==== Provided data

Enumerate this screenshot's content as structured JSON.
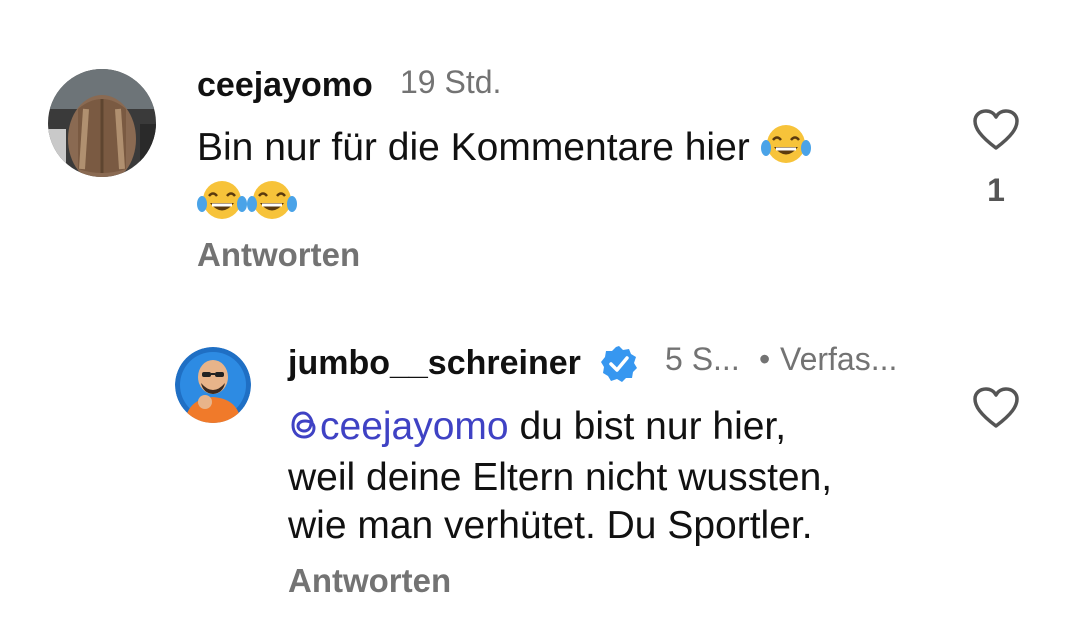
{
  "comments": [
    {
      "username": "ceejayomo",
      "time": "19 Std.",
      "text_line1": "Bin nur für die Kommentare hier",
      "emoji_name": "face-with-tears-of-joy-icon",
      "reply_label": "Antworten",
      "like_count": "1"
    },
    {
      "username": "jumbo__schreiner",
      "verified": true,
      "time": "5 S...",
      "separator": "•",
      "author_label": "Verfas...",
      "mention": "@ceejayomo",
      "text_part1": " du bist nur hier,",
      "text_line2": "weil deine Eltern nicht wussten,",
      "text_line3": "wie man verhütet.  Du Sportler.",
      "reply_label": "Antworten"
    }
  ],
  "colors": {
    "text": "#111111",
    "muted": "#737373",
    "mention": "#3f42c4",
    "verified": "#3797f0"
  }
}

========

▸ Aim of the exercise
State the number of lines holding the word "Antworten" in the listing. Add nothing else.

▸ Answer
2